■ Job ■
Transcribe the records exactly. Pictures do not belong in the transcription.
++++ Records ++++
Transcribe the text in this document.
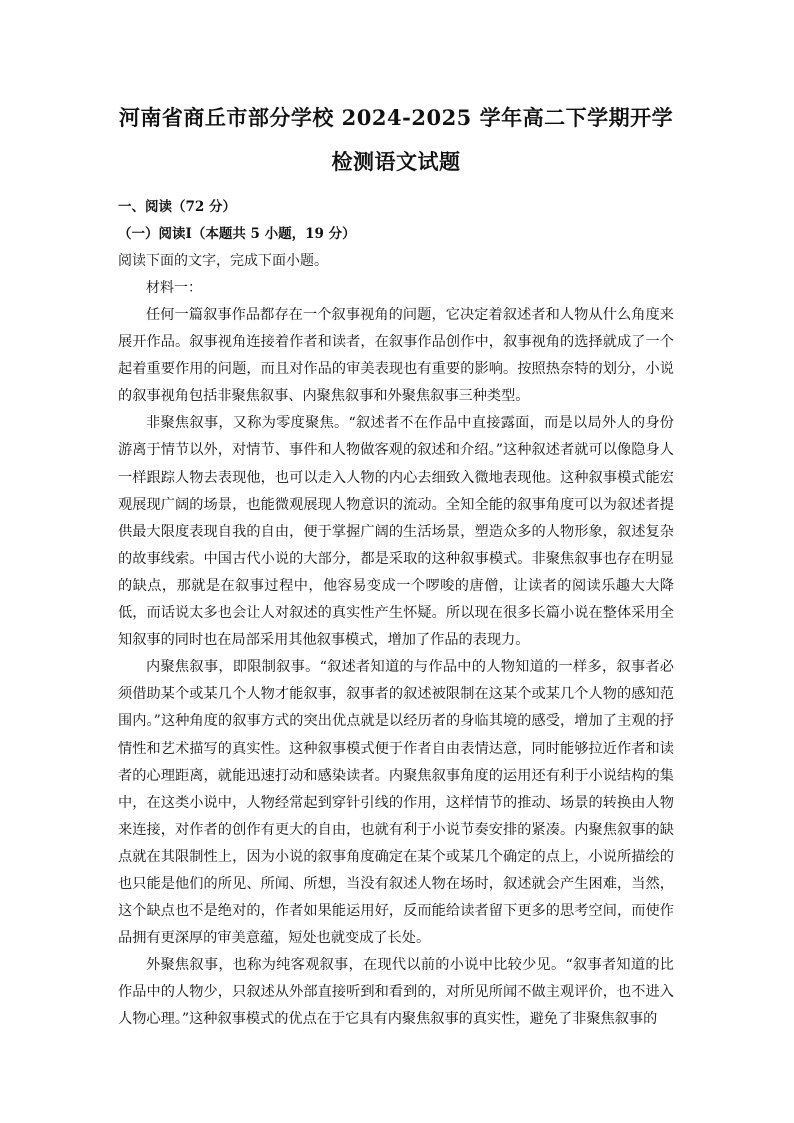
河南省商丘市部分学校 2024-2025 学年高二下学期开学
检测语文试题

一、阅读（72 分）

（一）阅读Ⅰ（本题共 5 小题，19 分）

阅读下面的文字，完成下面小题。

材料一：

任何一篇叙事作品都存在一个叙事视角的问题，它决定着叙述者和人物从什么角度来展开作品。叙事视角连接着作者和读者，在叙事作品创作中，叙事视角的选择就成了一个起着重要作用的问题，而且对作品的审美表现也有重要的影响。按照热奈特的划分，小说的叙事视角包括非聚焦叙事、内聚焦叙事和外聚焦叙事三种类型。

非聚焦叙事，又称为零度聚焦。“叙述者不在作品中直接露面，而是以局外人的身份游离于情节以外，对情节、事件和人物做客观的叙述和介绍。”这种叙述者就可以像隐身人一样跟踪人物去表现他，也可以走入人物的内心去细致入微地表现他。这种叙事模式能宏观展现广阔的场景，也能微观展现人物意识的流动。全知全能的叙事角度可以为叙述者提供最大限度表现自我的自由，便于掌握广阔的生活场景，塑造众多的人物形象，叙述复杂的故事线索。中国古代小说的大部分，都是采取的这种叙事模式。非聚焦叙事也存在明显的缺点，那就是在叙事过程中，他容易变成一个啰唆的唐僧，让读者的阅读乐趣大大降低，而话说太多也会让人对叙述的真实性产生怀疑。所以现在很多长篇小说在整体采用全知叙事的同时也在局部采用其他叙事模式，增加了作品的表现力。

内聚焦叙事，即限制叙事。“叙述者知道的与作品中的人物知道的一样多，叙事者必须借助某个或某几个人物才能叙事，叙事者的叙述被限制在这某个或某几个人物的感知范围内。”这种角度的叙事方式的突出优点就是以经历者的身临其境的感受，增加了主观的抒情性和艺术描写的真实性。这种叙事模式便于作者自由表情达意，同时能够拉近作者和读者的心理距离，就能迅速打动和感染读者。内聚焦叙事角度的运用还有利于小说结构的集中，在这类小说中，人物经常起到穿针引线的作用，这样情节的推动、场景的转换由人物来连接，对作者的创作有更大的自由，也就有利于小说节奏安排的紧凑。内聚焦叙事的缺点就在其限制性上，因为小说的叙事角度确定在某个或某几个确定的点上，小说所描绘的也只能是他们的所见、所闻、所想，当没有叙述人物在场时，叙述就会产生困难，当然，这个缺点也不是绝对的，作者如果能运用好，反而能给读者留下更多的思考空间，而使作品拥有更深厚的审美意蕴，短处也就变成了长处。

外聚焦叙事，也称为纯客观叙事，在现代以前的小说中比较少见。“叙事者知道的比作品中的人物少，只叙述从外部直接听到和看到的，对所见所闻不做主观评价，也不进入人物心理。”这种叙事模式的优点在于它具有内聚焦叙事的真实性，避免了非聚焦叙事的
++++
■ Exercise result ■
Transcribe the text in this document.
河南省商丘市部分学校 2024-2025 学年高二下学期开学
检测语文试题

一、阅读（72 分）

（一）阅读Ⅰ（本题共 5 小题，19 分）

阅读下面的文字，完成下面小题。

材料一：

任何一篇叙事作品都存在一个叙事视角的问题，它决定着叙述者和人物从什么角度来展开作品。叙事视角连接着作者和读者，在叙事作品创作中，叙事视角的选择就成了一个起着重要作用的问题，而且对作品的审美表现也有重要的影响。按照热奈特的划分，小说的叙事视角包括非聚焦叙事、内聚焦叙事和外聚焦叙事三种类型。

非聚焦叙事，又称为零度聚焦。“叙述者不在作品中直接露面，而是以局外人的身份游离于情节以外，对情节、事件和人物做客观的叙述和介绍。”这种叙述者就可以像隐身人一样跟踪人物去表现他，也可以走入人物的内心去细致入微地表现他。这种叙事模式能宏观展现广阔的场景，也能微观展现人物意识的流动。全知全能的叙事角度可以为叙述者提供最大限度表现自我的自由，便于掌握广阔的生活场景，塑造众多的人物形象，叙述复杂的故事线索。中国古代小说的大部分，都是采取的这种叙事模式。非聚焦叙事也存在明显的缺点，那就是在叙事过程中，他容易变成一个啰唆的唐僧，让读者的阅读乐趣大大降低，而话说太多也会让人对叙述的真实性产生怀疑。所以现在很多长篇小说在整体采用全知叙事的同时也在局部采用其他叙事模式，增加了作品的表现力。

内聚焦叙事，即限制叙事。“叙述者知道的与作品中的人物知道的一样多，叙事者必须借助某个或某几个人物才能叙事，叙事者的叙述被限制在这某个或某几个人物的感知范围内。”这种角度的叙事方式的突出优点就是以经历者的身临其境的感受，增加了主观的抒情性和艺术描写的真实性。这种叙事模式便于作者自由表情达意，同时能够拉近作者和读者的心理距离，就能迅速打动和感染读者。内聚焦叙事角度的运用还有利于小说结构的集中，在这类小说中，人物经常起到穿针引线的作用，这样情节的推动、场景的转换由人物来连接，对作者的创作有更大的自由，也就有利于小说节奏安排的紧凑。内聚焦叙事的缺点就在其限制性上，因为小说的叙事角度确定在某个或某几个确定的点上，小说所描绘的也只能是他们的所见、所闻、所想，当没有叙述人物在场时，叙述就会产生困难，当然，这个缺点也不是绝对的，作者如果能运用好，反而能给读者留下更多的思考空间，而使作品拥有更深厚的审美意蕴，短处也就变成了长处。

外聚焦叙事，也称为纯客观叙事，在现代以前的小说中比较少见。“叙事者知道的比作品中的人物少，只叙述从外部直接听到和看到的，对所见所闻不做主观评价，也不进入人物心理。”这种叙事模式的优点在于它具有内聚焦叙事的真实性，避免了非聚焦叙事的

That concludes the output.